Description of the task →
Establish how many lines in the material include the string "JSON" and report it as a lone number.

==== Material supplied

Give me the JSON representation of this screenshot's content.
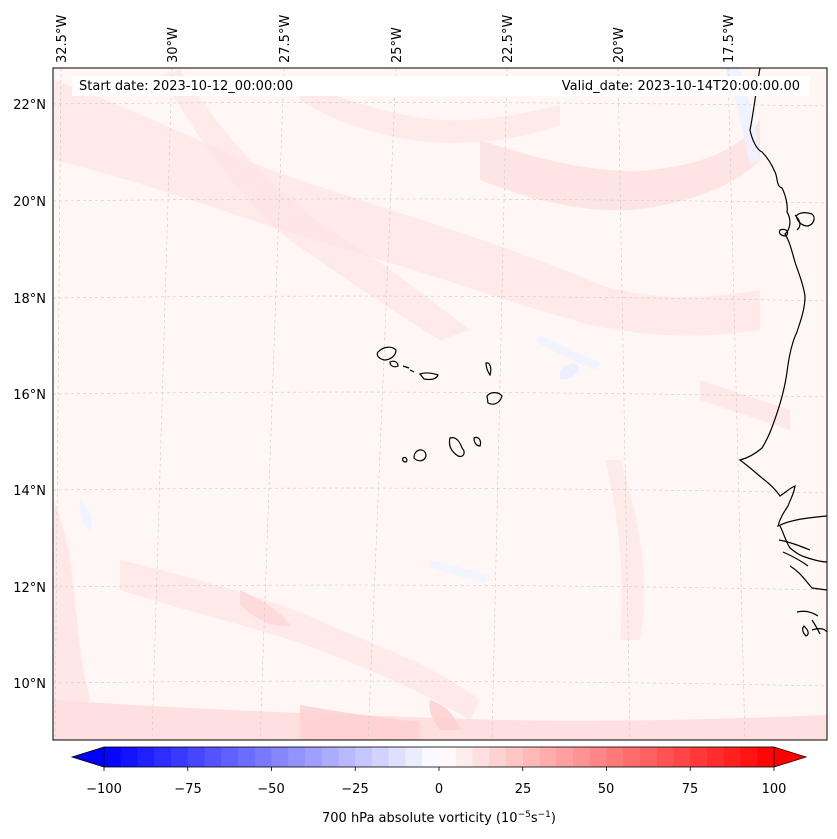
{
  "header": {
    "start_date": "Start date: 2023-10-12_00:00:00",
    "valid_date": "Valid_date: 2023-10-14T20:00:00.00"
  },
  "map": {
    "longitude_labels": [
      "32.5°W",
      "30°W",
      "27.5°W",
      "25°W",
      "22.5°W",
      "20°W",
      "17.5°W"
    ],
    "latitude_labels": [
      "22°N",
      "20°N",
      "18°N",
      "16°N",
      "14°N",
      "12°N",
      "10°N"
    ]
  },
  "colorbar": {
    "label": "700 hPa absolute vorticity (10",
    "label_exp1": "−5",
    "label_mid": "s",
    "label_exp2": "−1",
    "label_end": ")",
    "tick_labels": [
      "−100",
      "−75",
      "−50",
      "−25",
      "0",
      "25",
      "50",
      "75",
      "100"
    ],
    "min": -100,
    "max": 100,
    "colors": {
      "low": "#0000ff",
      "mid": "#ffffff",
      "high": "#ff0000"
    }
  }
}
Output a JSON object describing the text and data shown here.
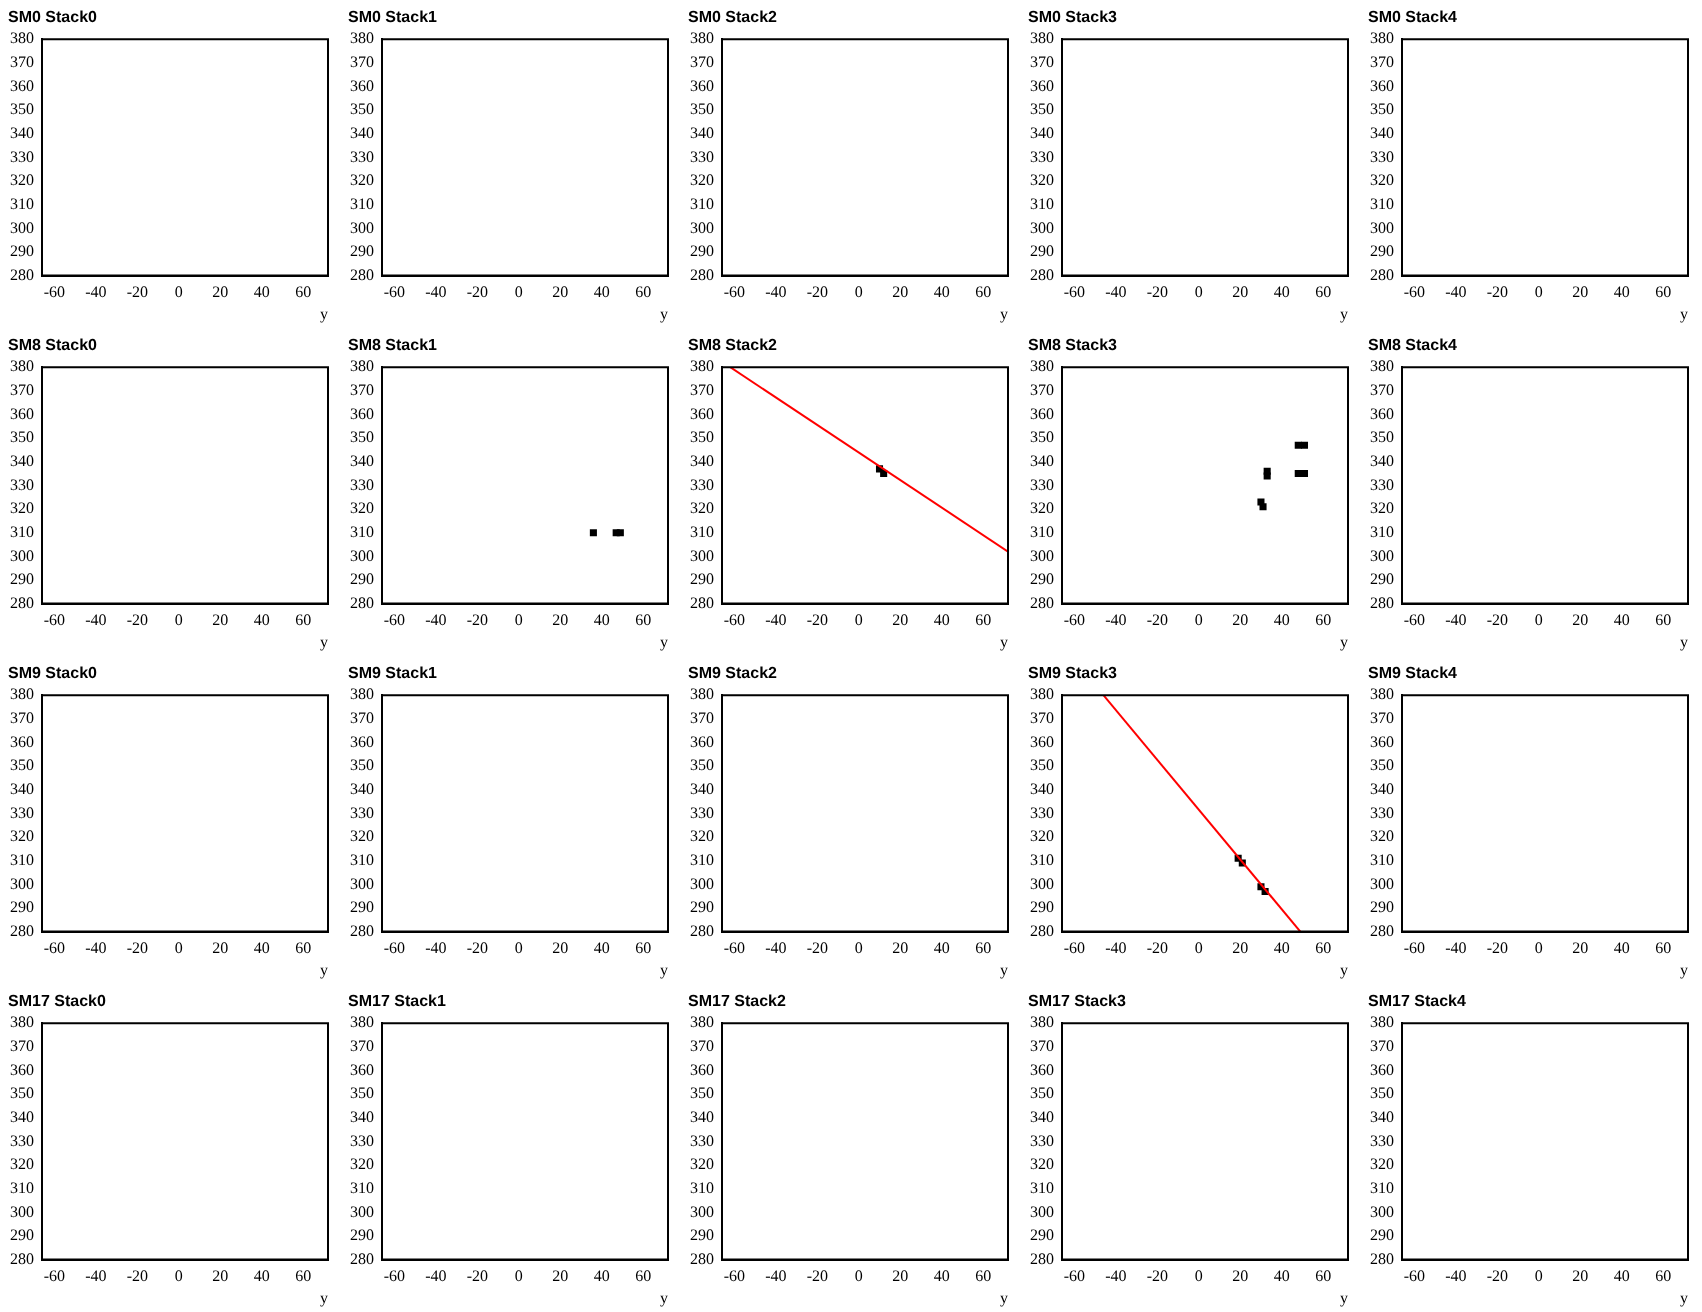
{
  "chart_data": [
    {
      "type": "scatter",
      "title": "SM0 Stack0",
      "xlabel": "y",
      "xlim": [
        -66,
        72
      ],
      "xticks": [
        -60,
        -40,
        -20,
        0,
        20,
        40,
        60
      ],
      "ylim": [
        280,
        380
      ],
      "yticks": [
        280,
        290,
        300,
        310,
        320,
        330,
        340,
        350,
        360,
        370,
        380
      ]
    },
    {
      "type": "scatter",
      "title": "SM0 Stack1",
      "xlabel": "y",
      "xlim": [
        -66,
        72
      ],
      "xticks": [
        -60,
        -40,
        -20,
        0,
        20,
        40,
        60
      ],
      "ylim": [
        280,
        380
      ],
      "yticks": [
        280,
        290,
        300,
        310,
        320,
        330,
        340,
        350,
        360,
        370,
        380
      ]
    },
    {
      "type": "scatter",
      "title": "SM0 Stack2",
      "xlabel": "y",
      "xlim": [
        -66,
        72
      ],
      "xticks": [
        -60,
        -40,
        -20,
        0,
        20,
        40,
        60
      ],
      "ylim": [
        280,
        380
      ],
      "yticks": [
        280,
        290,
        300,
        310,
        320,
        330,
        340,
        350,
        360,
        370,
        380
      ]
    },
    {
      "type": "scatter",
      "title": "SM0 Stack3",
      "xlabel": "y",
      "xlim": [
        -66,
        72
      ],
      "xticks": [
        -60,
        -40,
        -20,
        0,
        20,
        40,
        60
      ],
      "ylim": [
        280,
        380
      ],
      "yticks": [
        280,
        290,
        300,
        310,
        320,
        330,
        340,
        350,
        360,
        370,
        380
      ]
    },
    {
      "type": "scatter",
      "title": "SM0 Stack4",
      "xlabel": "y",
      "xlim": [
        -66,
        72
      ],
      "xticks": [
        -60,
        -40,
        -20,
        0,
        20,
        40,
        60
      ],
      "ylim": [
        280,
        380
      ],
      "yticks": [
        280,
        290,
        300,
        310,
        320,
        330,
        340,
        350,
        360,
        370,
        380
      ]
    },
    {
      "type": "scatter",
      "title": "SM8 Stack0",
      "xlabel": "y",
      "xlim": [
        -66,
        72
      ],
      "xticks": [
        -60,
        -40,
        -20,
        0,
        20,
        40,
        60
      ],
      "ylim": [
        280,
        380
      ],
      "yticks": [
        280,
        290,
        300,
        310,
        320,
        330,
        340,
        350,
        360,
        370,
        380
      ]
    },
    {
      "type": "scatter",
      "title": "SM8 Stack1",
      "xlabel": "y",
      "xlim": [
        -66,
        72
      ],
      "xticks": [
        -60,
        -40,
        -20,
        0,
        20,
        40,
        60
      ],
      "ylim": [
        280,
        380
      ],
      "yticks": [
        280,
        290,
        300,
        310,
        320,
        330,
        340,
        350,
        360,
        370,
        380
      ],
      "marker": "square",
      "series": [
        {
          "color": "#000000",
          "x": [
            36,
            47,
            49
          ],
          "values": [
            310,
            310,
            310
          ]
        }
      ]
    },
    {
      "type": "scatter",
      "title": "SM8 Stack2",
      "xlabel": "y",
      "xlim": [
        -66,
        72
      ],
      "xticks": [
        -60,
        -40,
        -20,
        0,
        20,
        40,
        60
      ],
      "ylim": [
        280,
        380
      ],
      "yticks": [
        280,
        290,
        300,
        310,
        320,
        330,
        340,
        350,
        360,
        370,
        380
      ],
      "series": [
        {
          "type": "line",
          "marker": "none",
          "color": "#ff0000",
          "x": [
            -62,
            72
          ],
          "values": [
            380,
            302
          ]
        },
        {
          "marker": "square",
          "color": "#000000",
          "x": [
            10,
            12
          ],
          "values": [
            337,
            335
          ]
        }
      ]
    },
    {
      "type": "scatter",
      "title": "SM8 Stack3",
      "xlabel": "y",
      "xlim": [
        -66,
        72
      ],
      "xticks": [
        -60,
        -40,
        -20,
        0,
        20,
        40,
        60
      ],
      "ylim": [
        280,
        380
      ],
      "yticks": [
        280,
        290,
        300,
        310,
        320,
        330,
        340,
        350,
        360,
        370,
        380
      ],
      "marker": "square",
      "series": [
        {
          "color": "#000000",
          "x": [
            48,
            51,
            48,
            51,
            33,
            33,
            30,
            31
          ],
          "values": [
            347,
            347,
            335,
            335,
            336,
            334,
            323,
            321
          ]
        }
      ]
    },
    {
      "type": "scatter",
      "title": "SM8 Stack4",
      "xlabel": "y",
      "xlim": [
        -66,
        72
      ],
      "xticks": [
        -60,
        -40,
        -20,
        0,
        20,
        40,
        60
      ],
      "ylim": [
        280,
        380
      ],
      "yticks": [
        280,
        290,
        300,
        310,
        320,
        330,
        340,
        350,
        360,
        370,
        380
      ]
    },
    {
      "type": "scatter",
      "title": "SM9 Stack0",
      "xlabel": "y",
      "xlim": [
        -66,
        72
      ],
      "xticks": [
        -60,
        -40,
        -20,
        0,
        20,
        40,
        60
      ],
      "ylim": [
        280,
        380
      ],
      "yticks": [
        280,
        290,
        300,
        310,
        320,
        330,
        340,
        350,
        360,
        370,
        380
      ]
    },
    {
      "type": "scatter",
      "title": "SM9 Stack1",
      "xlabel": "y",
      "xlim": [
        -66,
        72
      ],
      "xticks": [
        -60,
        -40,
        -20,
        0,
        20,
        40,
        60
      ],
      "ylim": [
        280,
        380
      ],
      "yticks": [
        280,
        290,
        300,
        310,
        320,
        330,
        340,
        350,
        360,
        370,
        380
      ]
    },
    {
      "type": "scatter",
      "title": "SM9 Stack2",
      "xlabel": "y",
      "xlim": [
        -66,
        72
      ],
      "xticks": [
        -60,
        -40,
        -20,
        0,
        20,
        40,
        60
      ],
      "ylim": [
        280,
        380
      ],
      "yticks": [
        280,
        290,
        300,
        310,
        320,
        330,
        340,
        350,
        360,
        370,
        380
      ]
    },
    {
      "type": "scatter",
      "title": "SM9 Stack3",
      "xlabel": "y",
      "xlim": [
        -66,
        72
      ],
      "xticks": [
        -60,
        -40,
        -20,
        0,
        20,
        40,
        60
      ],
      "ylim": [
        280,
        380
      ],
      "yticks": [
        280,
        290,
        300,
        310,
        320,
        330,
        340,
        350,
        360,
        370,
        380
      ],
      "series": [
        {
          "type": "line",
          "marker": "none",
          "color": "#ff0000",
          "x": [
            -46,
            49
          ],
          "values": [
            380,
            280
          ]
        },
        {
          "marker": "square",
          "color": "#000000",
          "x": [
            19,
            21,
            30,
            32
          ],
          "values": [
            311,
            309,
            299,
            297
          ]
        }
      ]
    },
    {
      "type": "scatter",
      "title": "SM9 Stack4",
      "xlabel": "y",
      "xlim": [
        -66,
        72
      ],
      "xticks": [
        -60,
        -40,
        -20,
        0,
        20,
        40,
        60
      ],
      "ylim": [
        280,
        380
      ],
      "yticks": [
        280,
        290,
        300,
        310,
        320,
        330,
        340,
        350,
        360,
        370,
        380
      ]
    },
    {
      "type": "scatter",
      "title": "SM17 Stack0",
      "xlabel": "y",
      "xlim": [
        -66,
        72
      ],
      "xticks": [
        -60,
        -40,
        -20,
        0,
        20,
        40,
        60
      ],
      "ylim": [
        280,
        380
      ],
      "yticks": [
        280,
        290,
        300,
        310,
        320,
        330,
        340,
        350,
        360,
        370,
        380
      ]
    },
    {
      "type": "scatter",
      "title": "SM17 Stack1",
      "xlabel": "y",
      "xlim": [
        -66,
        72
      ],
      "xticks": [
        -60,
        -40,
        -20,
        0,
        20,
        40,
        60
      ],
      "ylim": [
        280,
        380
      ],
      "yticks": [
        280,
        290,
        300,
        310,
        320,
        330,
        340,
        350,
        360,
        370,
        380
      ]
    },
    {
      "type": "scatter",
      "title": "SM17 Stack2",
      "xlabel": "y",
      "xlim": [
        -66,
        72
      ],
      "xticks": [
        -60,
        -40,
        -20,
        0,
        20,
        40,
        60
      ],
      "ylim": [
        280,
        380
      ],
      "yticks": [
        280,
        290,
        300,
        310,
        320,
        330,
        340,
        350,
        360,
        370,
        380
      ]
    },
    {
      "type": "scatter",
      "title": "SM17 Stack3",
      "xlabel": "y",
      "xlim": [
        -66,
        72
      ],
      "xticks": [
        -60,
        -40,
        -20,
        0,
        20,
        40,
        60
      ],
      "ylim": [
        280,
        380
      ],
      "yticks": [
        280,
        290,
        300,
        310,
        320,
        330,
        340,
        350,
        360,
        370,
        380
      ]
    },
    {
      "type": "scatter",
      "title": "SM17 Stack4",
      "xlabel": "y",
      "xlim": [
        -66,
        72
      ],
      "xticks": [
        -60,
        -40,
        -20,
        0,
        20,
        40,
        60
      ],
      "ylim": [
        280,
        380
      ],
      "yticks": [
        280,
        290,
        300,
        310,
        320,
        330,
        340,
        350,
        360,
        370,
        380
      ]
    }
  ]
}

========

Solution to the problem →
2